* **What is asked**
In the listing below, take the lines from the one with "395, 1199, 408]" up to and including the one with "565, 645, 581]" and rewrite them, renaming "legend-label" to "legend-entry" throughout and leaving everything else unchanged.

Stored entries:

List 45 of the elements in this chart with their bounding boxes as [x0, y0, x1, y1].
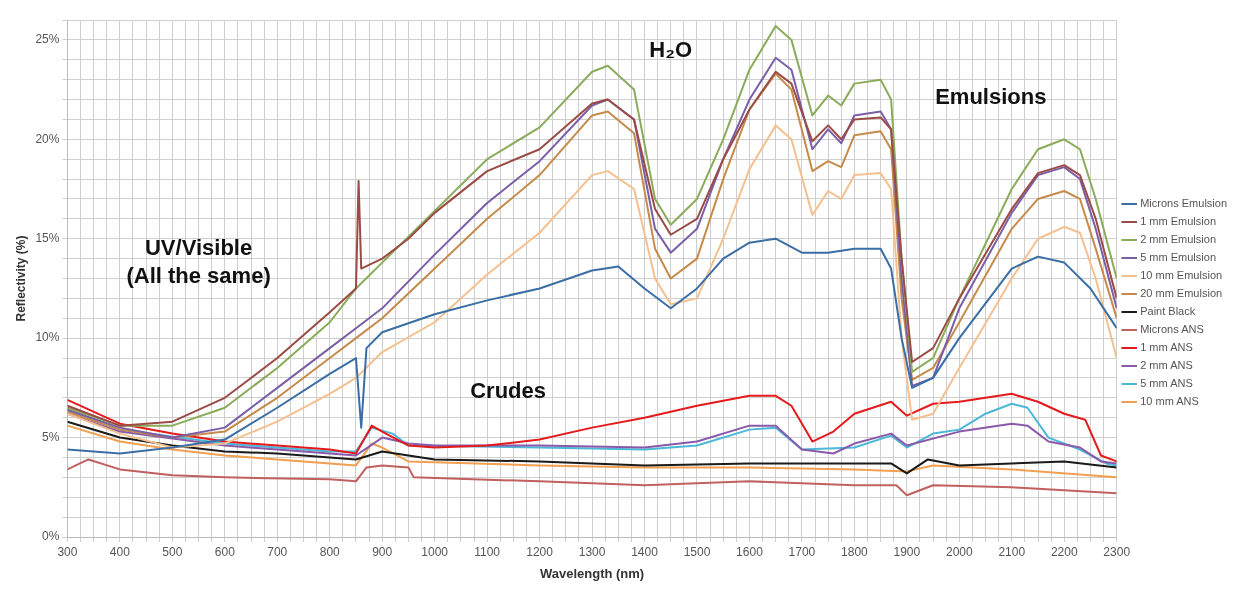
legend-label: 10 mm ANS	[1140, 395, 1199, 408]
x-tick-label: 1700	[788, 544, 816, 559]
legend-label: Microns ANS	[1140, 323, 1204, 336]
legend-label: 10 mm Emulsion	[1140, 269, 1223, 282]
x-tick-label: 1800	[841, 544, 869, 559]
y-tick-label: 25%	[35, 32, 60, 47]
x-tick-label: 2100	[998, 544, 1026, 559]
legend-label: 2 mm Emulsion	[1140, 233, 1216, 246]
x-tick-label: 2000	[945, 544, 973, 559]
y-tick-label: 5%	[42, 429, 60, 444]
annotation: UV/Visible (All the same)	[126, 235, 271, 289]
x-tick-label: 600	[214, 544, 236, 559]
x-tick-label: 1000	[421, 544, 449, 559]
x-tick-label: 1100	[474, 544, 501, 559]
annotation: Emulsions	[935, 83, 1047, 109]
x-axis-title: Wavelength (nm)	[539, 565, 645, 581]
x-tick-label: 700	[267, 544, 288, 559]
x-tick-label: 1300	[578, 544, 606, 559]
x-tick-label: 1200	[526, 544, 554, 559]
x-tick-label: 900	[372, 544, 393, 559]
x-tick-label: 300	[57, 544, 78, 559]
legend-label: 1 mm Emulsion	[1140, 215, 1216, 228]
annotation: Crudes	[470, 378, 547, 404]
x-tick-label: 2200	[1050, 544, 1078, 559]
x-tick-label: 1400	[631, 544, 659, 559]
x-tick-label: 1600	[736, 544, 764, 559]
x-tick-label: 800	[319, 544, 341, 559]
legend-label: Paint Black	[1140, 305, 1196, 318]
annotation: H₂O	[649, 37, 693, 63]
x-tick-label: 500	[162, 544, 183, 559]
legend-label: 5 mm ANS	[1140, 377, 1193, 390]
y-tick-label: 10%	[35, 330, 60, 345]
legend-label: 1 mm ANS	[1140, 341, 1193, 354]
legend-label: 5 mm Emulsion	[1140, 251, 1216, 264]
x-tick-label: 1900	[893, 544, 921, 559]
y-tick-label: 15%	[35, 231, 60, 246]
y-axis-title: Reflectivity (%)	[13, 235, 28, 322]
legend-label: Microns Emulsion	[1140, 197, 1228, 210]
x-tick-label: 400	[109, 544, 131, 559]
y-tick-label: 0%	[42, 529, 60, 544]
x-tick-label: 1500	[683, 544, 711, 559]
x-tick-label: 2300	[1103, 544, 1131, 559]
legend-label: 2 mm ANS	[1140, 359, 1193, 372]
y-tick-label: 20%	[35, 131, 60, 146]
legend-label: 20 mm Emulsion	[1140, 287, 1223, 300]
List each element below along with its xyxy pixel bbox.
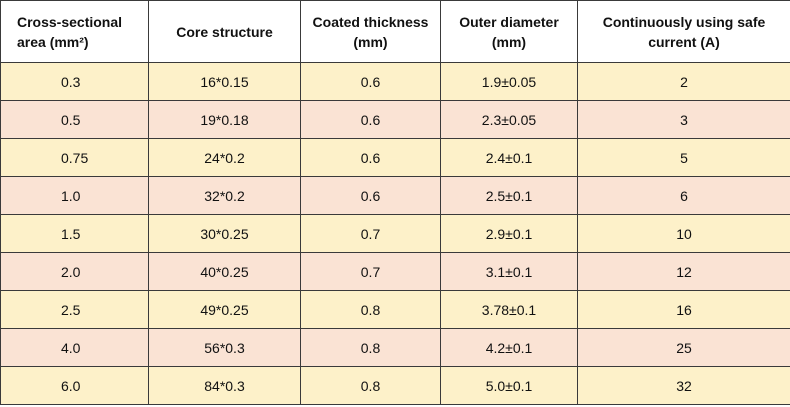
table-cell: 16*0.15 — [148, 62, 301, 101]
table-cell: 30*0.25 — [148, 214, 301, 253]
header-cell: Core structure — [148, 0, 301, 63]
table-cell: 0.5 — [0, 100, 149, 139]
header-cell: Coated thickness (mm) — [300, 0, 441, 63]
table-cell: 32 — [577, 366, 790, 405]
table-cell: 10 — [577, 214, 790, 253]
table-cell: 4.2±0.1 — [440, 328, 578, 367]
table-row: 4.0 56*0.3 0.8 4.2±0.1 25 — [0, 328, 790, 367]
table-cell: 3 — [577, 100, 790, 139]
table-cell: 12 — [577, 252, 790, 291]
table-row: 6.0 84*0.3 0.8 5.0±0.1 32 — [0, 366, 790, 405]
table-cell: 4.0 — [0, 328, 149, 367]
table-cell: 0.8 — [300, 290, 441, 329]
table-cell: 6.0 — [0, 366, 149, 405]
table-cell: 0.6 — [300, 176, 441, 215]
table-cell: 19*0.18 — [148, 100, 301, 139]
table-cell: 5 — [577, 138, 790, 177]
table-cell: 0.6 — [300, 138, 441, 177]
table-cell: 2.3±0.05 — [440, 100, 578, 139]
table-row: 1.5 30*0.25 0.7 2.9±0.1 10 — [0, 214, 790, 253]
table-row: 1.0 32*0.2 0.6 2.5±0.1 6 — [0, 176, 790, 215]
table-row: 0.3 16*0.15 0.6 1.9±0.05 2 — [0, 62, 790, 101]
table-cell: 2.5 — [0, 290, 149, 329]
table-cell: 3.1±0.1 — [440, 252, 578, 291]
table-cell: 56*0.3 — [148, 328, 301, 367]
table-cell: 2.0 — [0, 252, 149, 291]
table-cell: 0.75 — [0, 138, 149, 177]
table-cell: 2.4±0.1 — [440, 138, 578, 177]
table-row: 2.0 40*0.25 0.7 3.1±0.1 12 — [0, 252, 790, 291]
header-cell: Outer diameter (mm) — [440, 0, 578, 63]
table-cell: 2.5±0.1 — [440, 176, 578, 215]
table-cell: 1.0 — [0, 176, 149, 215]
header-row: Cross-sectional area (mm²) Core structure… — [0, 0, 790, 63]
table-cell: 32*0.2 — [148, 176, 301, 215]
table-cell: 1.9±0.05 — [440, 62, 578, 101]
table-cell: 24*0.2 — [148, 138, 301, 177]
table-cell: 0.7 — [300, 252, 441, 291]
table-row: 0.75 24*0.2 0.6 2.4±0.1 5 — [0, 138, 790, 177]
table-cell: 49*0.25 — [148, 290, 301, 329]
table-cell: 0.8 — [300, 328, 441, 367]
table-cell: 0.6 — [300, 62, 441, 101]
table-cell: 25 — [577, 328, 790, 367]
table-cell: 0.6 — [300, 100, 441, 139]
table-body: 0.3 16*0.15 0.6 1.9±0.05 2 0.5 19*0.18 0.6 2.3±0… — [0, 62, 790, 405]
table-row: 2.5 49*0.25 0.8 3.78±0.1 16 — [0, 290, 790, 329]
header-cell: Cross-sectional area (mm²) — [0, 0, 149, 63]
table-cell: 84*0.3 — [148, 366, 301, 405]
table-cell: 6 — [577, 176, 790, 215]
table-cell: 2.9±0.1 — [440, 214, 578, 253]
table-header: Cross-sectional area (mm²) Core structure… — [0, 0, 790, 63]
table-cell: 2 — [577, 62, 790, 101]
table-cell: 40*0.25 — [148, 252, 301, 291]
table-cell: 0.7 — [300, 214, 441, 253]
table-cell: 1.5 — [0, 214, 149, 253]
table-cell: 3.78±0.1 — [440, 290, 578, 329]
table-cell: 5.0±0.1 — [440, 366, 578, 405]
table-cell: 0.8 — [300, 366, 441, 405]
table-row: 0.5 19*0.18 0.6 2.3±0.05 3 — [0, 100, 790, 139]
header-cell: Continuously using safe current (A) — [577, 0, 790, 63]
table-cell: 16 — [577, 290, 790, 329]
table-cell: 0.3 — [0, 62, 149, 101]
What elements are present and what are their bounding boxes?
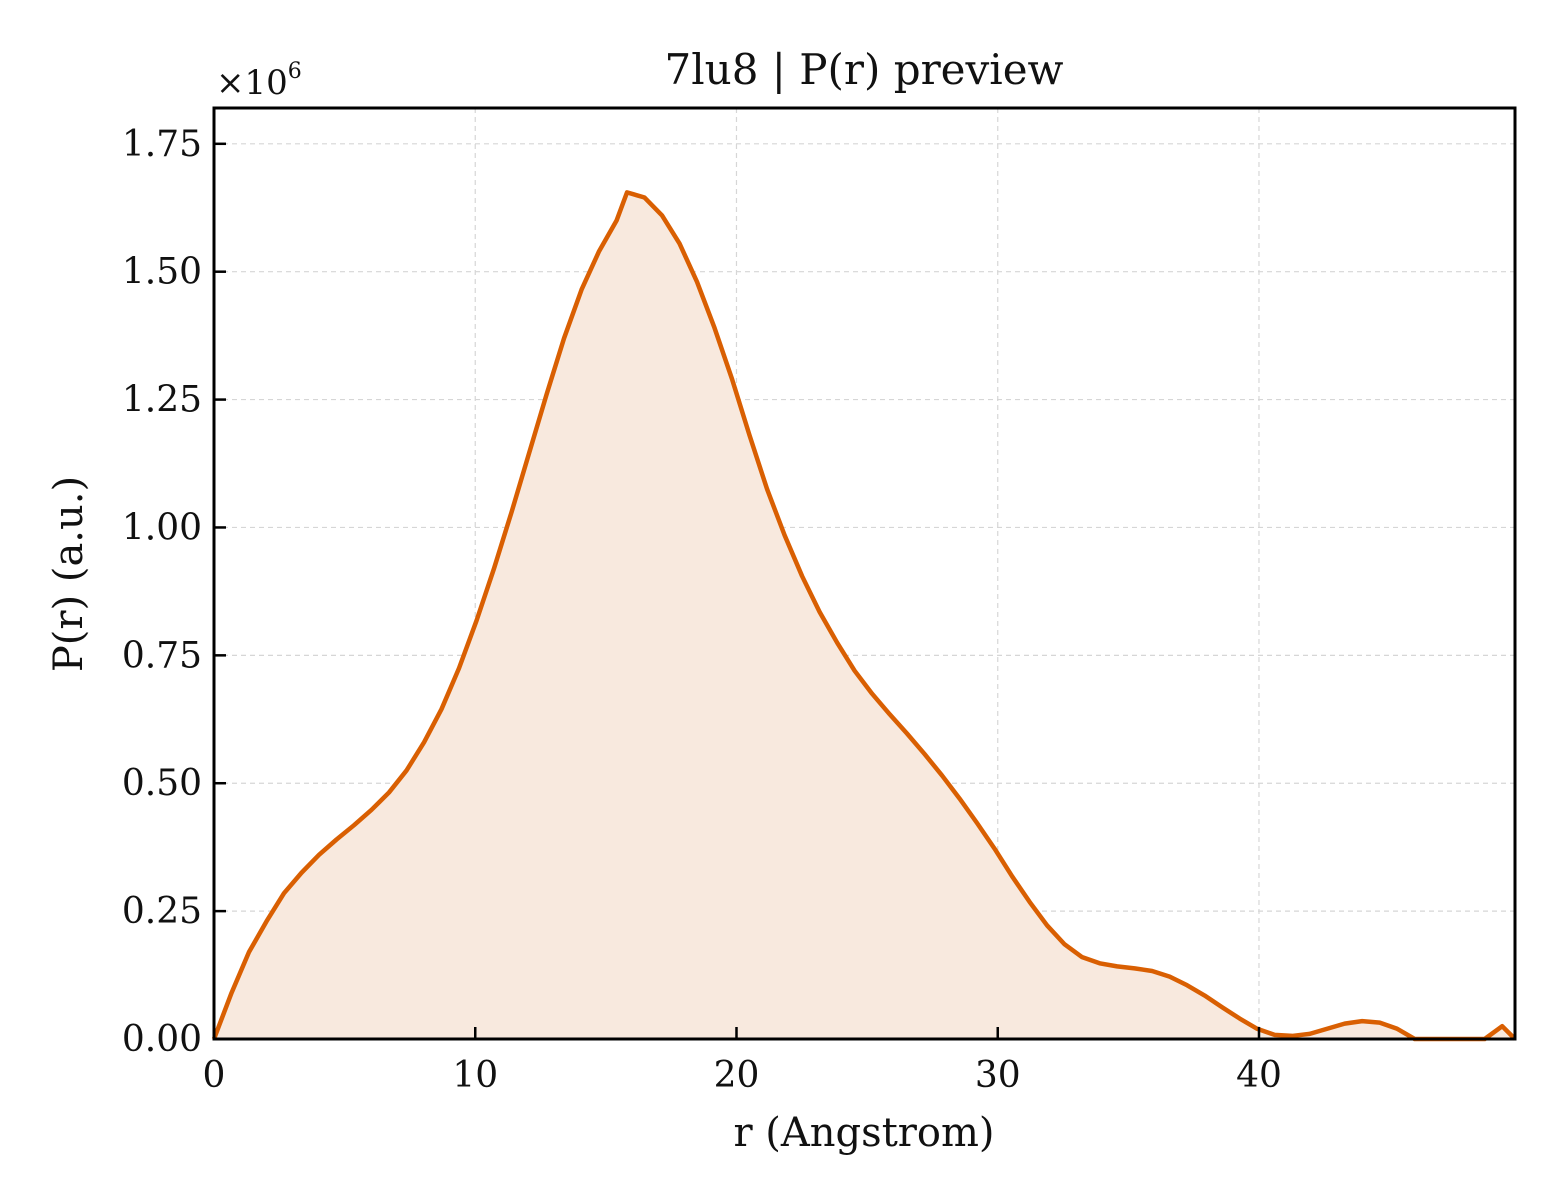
y-tick-label: 0.75 <box>122 635 202 676</box>
y-tick-label: 0.50 <box>122 763 202 804</box>
y-multiplier-exponent: 6 <box>288 59 302 84</box>
y-multiplier-base: ×10 <box>216 63 288 103</box>
chart-title: 7lu8 | P(r) preview <box>664 45 1063 94</box>
x-axis-label: r (Angstrom) <box>733 1110 994 1156</box>
pr-area-fill <box>214 192 1515 1039</box>
x-tick-label: 0 <box>203 1055 226 1096</box>
x-tick-label: 40 <box>1236 1055 1282 1096</box>
y-axis-label: P(r) (a.u.) <box>46 476 92 672</box>
y-tick-label: 1.75 <box>122 124 202 165</box>
x-tick-label: 20 <box>714 1055 760 1096</box>
y-tick-label: 0.00 <box>122 1019 202 1060</box>
x-tick-label: 30 <box>975 1055 1021 1096</box>
y-axis-multiplier: ×106 <box>216 59 302 103</box>
y-tick-label: 0.25 <box>122 891 202 932</box>
y-tick-label: 1.25 <box>122 380 202 421</box>
x-tick-label: 10 <box>452 1055 498 1096</box>
y-tick-label: 1.50 <box>122 252 202 293</box>
pr-data-line <box>211 190 1517 1042</box>
axis-ticks: 0 10 20 30 40 0.00 0.25 0.50 0.75 1.00 1.25 1.50 1.7… <box>122 124 1282 1096</box>
plot-frame <box>212 106 1517 1041</box>
y-tick-label: 1.00 <box>122 507 202 548</box>
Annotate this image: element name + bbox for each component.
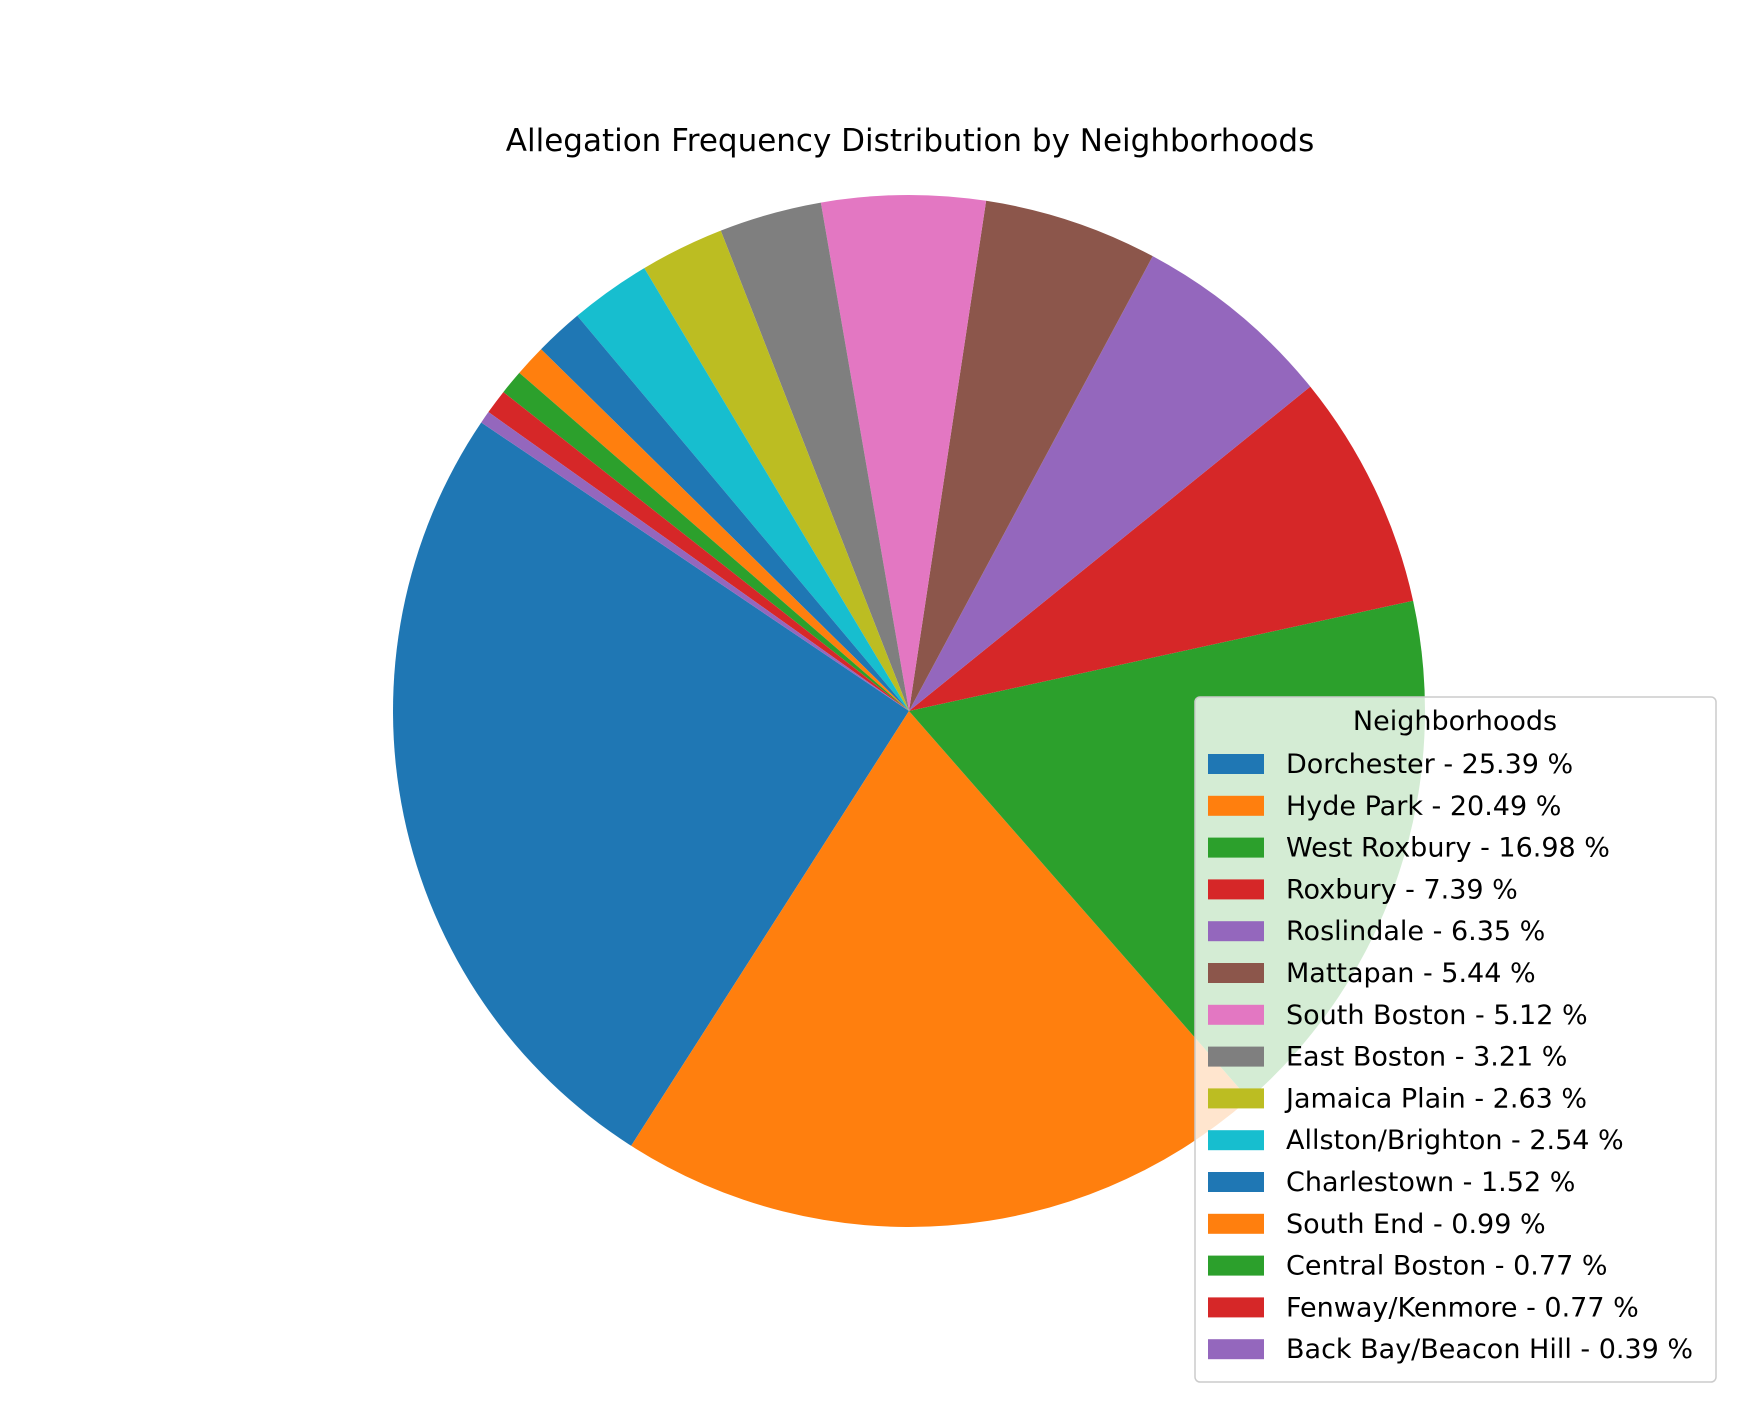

* **Exercise solution**
legend-entry: 10 mm ANS	[1140, 395, 1199, 408]
x-tick-label: 1700	[788, 544, 816, 559]
legend-entry: Microns ANS	[1140, 323, 1204, 336]
legend-entry: 10 mm Emulsion	[1140, 269, 1223, 282]
x-tick-label: 1800	[841, 544, 869, 559]
y-tick-label: 25%	[35, 32, 60, 47]
x-tick-label: 2100	[998, 544, 1026, 559]
legend-entry: 2 mm Emulsion	[1140, 233, 1216, 246]
x-tick-label: 2000	[945, 544, 973, 559]
y-tick-label: 5%	[42, 429, 60, 444]
annotation: UV/Visible (All the same)	[126, 235, 271, 289]
x-tick-label: 600	[214, 544, 236, 559]
x-tick-label: 1000	[421, 544, 449, 559]
x-tick-label: 1100	[474, 544, 501, 559]
annotation: Emulsions	[935, 83, 1047, 109]
x-axis-title: Wavelength (nm)	[539, 565, 645, 581]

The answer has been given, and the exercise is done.